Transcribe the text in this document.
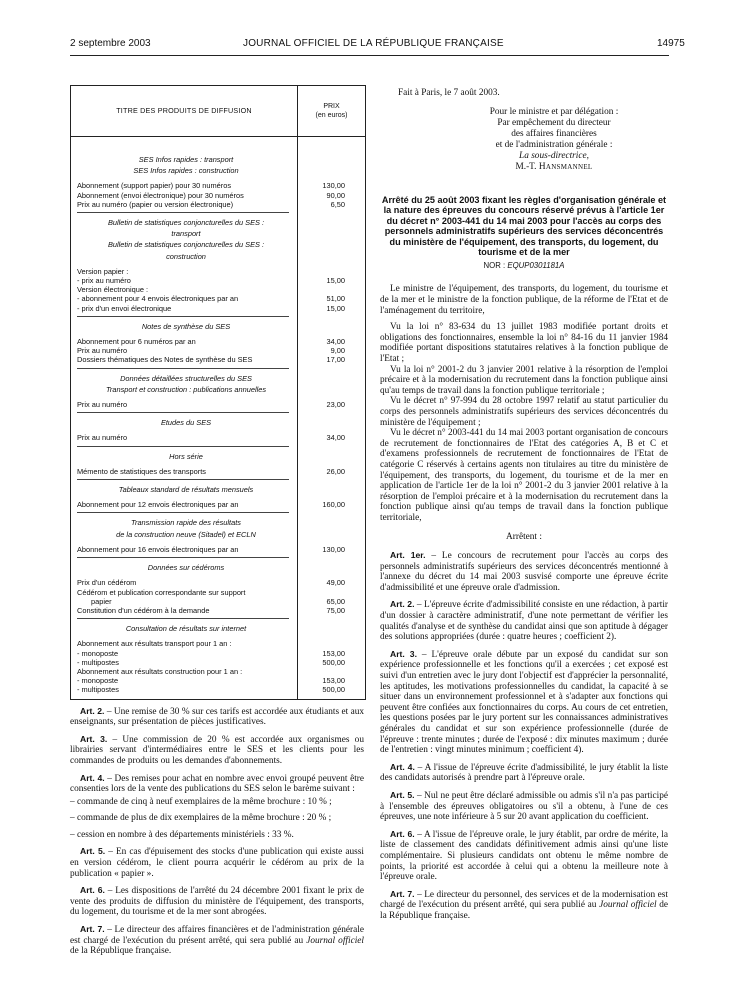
2 septembre 2003	JOURNAL OFFICIEL DE LA RÉPUBLIQUE FRANÇAISE	14975
TITRE DES PRODUITS DE DIFFUSION
PRIX
(en euros)
SES Infos rapides : transport
SES Infos rapides : construction
Abonnement (support papier) pour 30 numéros	130,00
Abonnement (envoi électronique) pour 30 numéros	90,00
Prix au numéro (papier ou version électronique)	6,50
Bulletin de statistiques conjoncturelles du SES :
transport
Bulletin de statistiques conjoncturelles du SES :
construction
Version papier :
- prix au numéro	15,00
Version électronique :
- abonnement pour 4 envois électroniques par an	51,00
- prix d'un envoi électronique	15,00
Notes de synthèse du SES
Abonnement pour 6 numéros par an	34,00
Prix au numéro	9,00
Dossiers thématiques des Notes de synthèse du SES	17,00
Données détaillées structurelles du SES
Transport et construction : publications annuelles
Prix au numéro	23,00
Etudes du SES
Prix au numéro	34,00
Hors série
Mémento de statistiques des transports	26,00
Tableaux standard de résultats mensuels
Abonnement pour 12 envois électroniques par an	160,00
Transmission rapide des résultats
de la construction neuve (Sitadel) et ECLN
Abonnement pour 16 envois électroniques par an	130,00
Données sur cédéroms
Prix d'un cédérom	49,00
Cédérom et publication correspondante sur support
papier	65,00
Constitution d'un cédérom à la demande	75,00
Consultation de résultats sur internet
Abonnement aux résultats transport pour 1 an :
- monoposte	153,00
- multipostes	500,00
Abonnement aux résultats construction pour 1 an :
- monoposte	153,00
- multipostes	500,00

Art. 2. – Une remise de 30 % sur ces tarifs est accordée aux étudiants et aux enseignants, sur présentation de pièces justificatives.

Art. 3. – Une commission de 20 % est accordée aux organismes ou librairies servant d'intermédiaires entre le SES et les clients pour les commandes de produits ou les demandes d'abonnements.

Art. 4. – Des remises pour achat en nombre avec envoi groupé peuvent être consenties lors de la vente des publications du SES selon le barème suivant :

– commande de cinq à neuf exemplaires de la même brochure : 10 % ;

– commande de plus de dix exemplaires de la même brochure : 20 % ;

– cession en nombre à des départements ministériels : 33 %.

Art. 5. – En cas d'épuisement des stocks d'une publication qui existe aussi en version cédérom, le client pourra acquérir le cédérom au prix de la publication « papier ».

Art. 6. – Les dispositions de l'arrêté du 24 décembre 2001 fixant le prix de vente des produits de diffusion du ministère de l'équipement, des transports, du logement, du tourisme et de la mer sont abrogées.

Art. 7. – Le directeur des affaires financières et de l'administration générale est chargé de l'exécution du présent arrêté, qui sera publié au Journal officiel de la République française.

Fait à Paris, le 7 août 2003.
Pour le ministre et par délégation :
Par empêchement du directeur
des affaires financières
et de l'administration générale :
La sous-directrice,
M.-T. Hansmannel
Arrêté du 25 août 2003 fixant les règles d'organisation générale et la nature des épreuves du concours réservé prévus à l'article 1er du décret n° 2003-441 du 14 mai 2003 pour l'accès au corps des personnels administratifs supérieurs des services déconcentrés du ministère de l'équipement, des transports, du logement, du tourisme et de la mer
NOR : EQUP0301181A

Le ministre de l'équipement, des transports, du logement, du tourisme et de la mer et le ministre de la fonction publique, de la réforme de l'Etat et de l'aménagement du territoire,

Vu la loi n° 83-634 du 13 juillet 1983 modifiée portant droits et obligations des fonctionnaires, ensemble la loi n° 84-16 du 11 janvier 1984 modifiée portant dispositions statutaires relatives à la fonction publique de l'Etat ;

Vu la loi n° 2001-2 du 3 janvier 2001 relative à la résorption de l'emploi précaire et à la modernisation du recrutement dans la fonction publique ainsi qu'au temps de travail dans la fonction publique territoriale ;

Vu le décret n° 97-994 du 28 octobre 1997 relatif au statut particulier du corps des personnels administratifs supérieurs des services déconcentrés du ministère de l'équipement ;

Vu le décret n° 2003-441 du 14 mai 2003 portant organisation de concours de recrutement de fonctionnaires de l'Etat des catégories A, B et C et d'examens professionnels de recrutement de fonctionnaires de l'Etat de catégorie C réservés à certains agents non titulaires au titre du ministère de l'équipement, des transports, du logement, du tourisme et de la mer en application de l'article 1er de la loi n° 2001-2 du 3 janvier 2001 relative à la résorption de l'emploi précaire et à la modernisation du recrutement dans la fonction publique ainsi qu'au temps de travail dans la fonction publique territoriale,

Arrêtent :

Art. 1er. – Le concours de recrutement pour l'accès au corps des personnels administratifs supérieurs des services déconcentrés mentionné à l'annexe du décret du 14 mai 2003 susvisé comporte une épreuve écrite d'admissibilité et une épreuve orale d'admission.

Art. 2. – L'épreuve écrite d'admissibilité consiste en une rédaction, à partir d'un dossier à caractère administratif, d'une note permettant de vérifier les qualités d'analyse et de synthèse du candidat ainsi que son aptitude à dégager des solutions appropriées (durée : quatre heures ; coefficient 2).

Art. 3. – L'épreuve orale débute par un exposé du candidat sur son expérience professionnelle et les fonctions qu'il a exercées ; cet exposé est suivi d'un entretien avec le jury dont l'objectif est d'apprécier la personnalité, les aptitudes, les motivations professionnelles du candidat, la capacité à se situer dans un environnement professionnel et à s'adapter aux fonctions qui peuvent être confiées aux fonctionnaires du corps. Au cours de cet entretien, les questions posées par le jury portent sur les connaissances administratives générales du candidat et sur son expérience professionnelle (durée de l'épreuve : trente minutes ; durée de l'exposé : dix minutes maximum ; durée de l'entretien : vingt minutes minimum ; coefficient 4).

Art. 4. – A l'issue de l'épreuve écrite d'admissibilité, le jury établit la liste des candidats autorisés à prendre part à l'épreuve orale.

Art. 5. – Nul ne peut être déclaré admissible ou admis s'il n'a pas participé à l'ensemble des épreuves obligatoires ou s'il a obtenu, à l'une de ces épreuves, une note inférieure à 5 sur 20 avant application du coefficient.

Art. 6. – A l'issue de l'épreuve orale, le jury établit, par ordre de mérite, la liste de classement des candidats définitivement admis ainsi qu'une liste complémentaire. Si plusieurs candidats ont obtenu le même nombre de points, la priorité est accordée à celui qui a obtenu la meilleure note à l'épreuve orale.

Art. 7. – Le directeur du personnel, des services et de la modernisation est chargé de l'exécution du présent arrêté, qui sera publié au Journal officiel de la République française.
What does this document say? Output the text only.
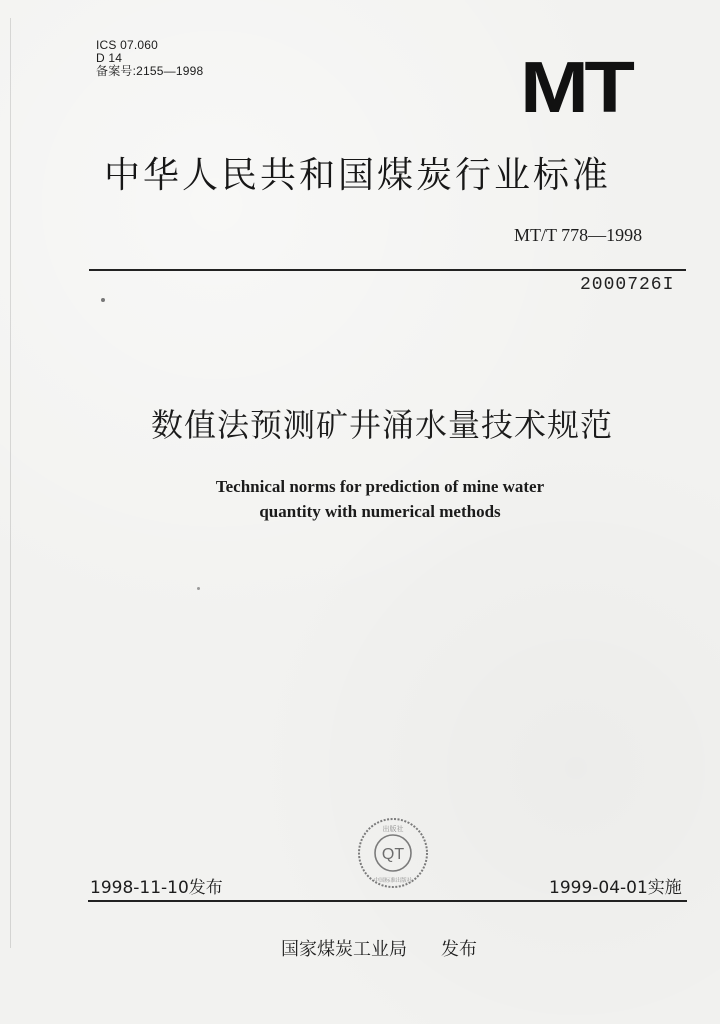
ICS 07.060
D 14
备案号:2155—1998	MT
中华人民共和国煤炭行业标准
MT/T 778—1998
2000726I
数值法预测矿井涌水量技术规范
Technical norms for prediction of mine water
quantity with numerical methods
QT
出版社
中国标准出版社
1998-11-10发布	1999-04-01实施
国家煤炭工业局 发布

_REQUIREMENT_.
Leave out the pictures and restate everything else word for word.

_EXERCISE OUTPUT_.
Transcribe the text in this document.
2 septembre 2003	JOURNAL OFFICIEL DE LA RÉPUBLIQUE FRANÇAISE	14975
TITRE DES PRODUITS DE DIFFUSION
PRIX
(en euros)
SES Infos rapides : transport
SES Infos rapides : construction
Abonnement (support papier) pour 30 numéros	130,00
Abonnement (envoi électronique) pour 30 numéros	90,00
Prix au numéro (papier ou version électronique)	6,50
Bulletin de statistiques conjoncturelles du SES :
transport
Bulletin de statistiques conjoncturelles du SES :
construction
Version papier :
- prix au numéro	15,00
Version électronique :
- abonnement pour 4 envois électroniques par an	51,00
- prix d'un envoi électronique	15,00
Notes de synthèse du SES
Abonnement pour 6 numéros par an	34,00
Prix au numéro	9,00
Dossiers thématiques des Notes de synthèse du SES	17,00
Données détaillées structurelles du SES
Transport et construction : publications annuelles
Prix au numéro	23,00
Etudes du SES
Prix au numéro	34,00
Hors série
Mémento de statistiques des transports	26,00
Tableaux standard de résultats mensuels
Abonnement pour 12 envois électroniques par an	160,00
Transmission rapide des résultats
de la construction neuve (Sitadel) et ECLN
Abonnement pour 16 envois électroniques par an	130,00
Données sur cédéroms
Prix d'un cédérom	49,00
Cédérom et publication correspondante sur support
papier	65,00
Constitution d'un cédérom à la demande	75,00
Consultation de résultats sur internet
Abonnement aux résultats transport pour 1 an :
- monoposte	153,00
- multipostes	500,00
Abonnement aux résultats construction pour 1 an :
- monoposte	153,00
- multipostes	500,00

Art. 2. – Une remise de 30 % sur ces tarifs est accordée aux étudiants et aux enseignants, sur présentation de pièces justificatives.

Art. 3. – Une commission de 20 % est accordée aux organismes ou librairies servant d'intermédiaires entre le SES et les clients pour les commandes de produits ou les demandes d'abonnements.

Art. 4. – Des remises pour achat en nombre avec envoi groupé peuvent être consenties lors de la vente des publications du SES selon le barème suivant :

– commande de cinq à neuf exemplaires de la même brochure : 10 % ;

– commande de plus de dix exemplaires de la même brochure : 20 % ;

– cession en nombre à des départements ministériels : 33 %.

Art. 5. – En cas d'épuisement des stocks d'une publication qui existe aussi en version cédérom, le client pourra acquérir le cédérom au prix de la publication « papier ».

Art. 6. – Les dispositions de l'arrêté du 24 décembre 2001 fixant le prix de vente des produits de diffusion du ministère de l'équipement, des transports, du logement, du tourisme et de la mer sont abrogées.

Art. 7. – Le directeur des affaires financières et de l'administration générale est chargé de l'exécution du présent arrêté, qui sera publié au Journal officiel de la République française.

Fait à Paris, le 7 août 2003.
Pour le ministre et par délégation :
Par empêchement du directeur
des affaires financières
et de l'administration générale :
La sous-directrice,
M.-T. Hansmannel
Arrêté du 25 août 2003 fixant les règles d'organisation générale et la nature des épreuves du concours réservé prévus à l'article 1er du décret n° 2003-441 du 14 mai 2003 pour l'accès au corps des personnels administratifs supérieurs des services déconcentrés du ministère de l'équipement, des transports, du logement, du tourisme et de la mer
NOR : EQUP0301181A

Le ministre de l'équipement, des transports, du logement, du tourisme et de la mer et le ministre de la fonction publique, de la réforme de l'Etat et de l'aménagement du territoire,

Vu la loi n° 83-634 du 13 juillet 1983 modifiée portant droits et obligations des fonctionnaires, ensemble la loi n° 84-16 du 11 janvier 1984 modifiée portant dispositions statutaires relatives à la fonction publique de l'Etat ;

Vu la loi n° 2001-2 du 3 janvier 2001 relative à la résorption de l'emploi précaire et à la modernisation du recrutement dans la fonction publique ainsi qu'au temps de travail dans la fonction publique territoriale ;

Vu le décret n° 97-994 du 28 octobre 1997 relatif au statut particulier du corps des personnels administratifs supérieurs des services déconcentrés du ministère de l'équipement ;

Vu le décret n° 2003-441 du 14 mai 2003 portant organisation de concours de recrutement de fonctionnaires de l'Etat des catégories A, B et C et d'examens professionnels de recrutement de fonctionnaires de l'Etat de catégorie C réservés à certains agents non titulaires au titre du ministère de l'équipement, des transports, du logement, du tourisme et de la mer en application de l'article 1er de la loi n° 2001-2 du 3 janvier 2001 relative à la résorption de l'emploi précaire et à la modernisation du recrutement dans la fonction publique ainsi qu'au temps de travail dans la fonction publique territoriale,

Arrêtent :

Art. 1er. – Le concours de recrutement pour l'accès au corps des personnels administratifs supérieurs des services déconcentrés mentionné à l'annexe du décret du 14 mai 2003 susvisé comporte une épreuve écrite d'admissibilité et une épreuve orale d'admission.

Art. 2. – L'épreuve écrite d'admissibilité consiste en une rédaction, à partir d'un dossier à caractère administratif, d'une note permettant de vérifier les qualités d'analyse et de synthèse du candidat ainsi que son aptitude à dégager des solutions appropriées (durée : quatre heures ; coefficient 2).

Art. 3. – L'épreuve orale débute par un exposé du candidat sur son expérience professionnelle et les fonctions qu'il a exercées ; cet exposé est suivi d'un entretien avec le jury dont l'objectif est d'apprécier la personnalité, les aptitudes, les motivations professionnelles du candidat, la capacité à se situer dans un environnement professionnel et à s'adapter aux fonctions qui peuvent être confiées aux fonctionnaires du corps. Au cours de cet entretien, les questions posées par le jury portent sur les connaissances administratives générales du candidat et sur son expérience professionnelle (durée de l'épreuve : trente minutes ; durée de l'exposé : dix minutes maximum ; durée de l'entretien : vingt minutes minimum ; coefficient 4).

Art. 4. – A l'issue de l'épreuve écrite d'admissibilité, le jury établit la liste des candidats autorisés à prendre part à l'épreuve orale.

Art. 5. – Nul ne peut être déclaré admissible ou admis s'il n'a pas participé à l'ensemble des épreuves obligatoires ou s'il a obtenu, à l'une de ces épreuves, une note inférieure à 5 sur 20 avant application du coefficient.

Art. 6. – A l'issue de l'épreuve orale, le jury établit, par ordre de mérite, la liste de classement des candidats définitivement admis ainsi qu'une liste complémentaire. Si plusieurs candidats ont obtenu le même nombre de points, la priorité est accordée à celui qui a obtenu la meilleure note à l'épreuve orale.

Art. 7. – Le directeur du personnel, des services et de la modernisation est chargé de l'exécution du présent arrêté, qui sera publié au Journal officiel de la République française.
What does this document say? Output the text only.
ICS 07.060
D 14
备案号:2155—1998	MT
中华人民共和国煤炭行业标准
MT/T 778—1998
2000726I
数值法预测矿井涌水量技术规范
Technical norms for prediction of mine water
quantity with numerical methods
QT
出版社
中国标准出版社
1998-11-10发布	1999-04-01实施
国家煤炭工业局 发布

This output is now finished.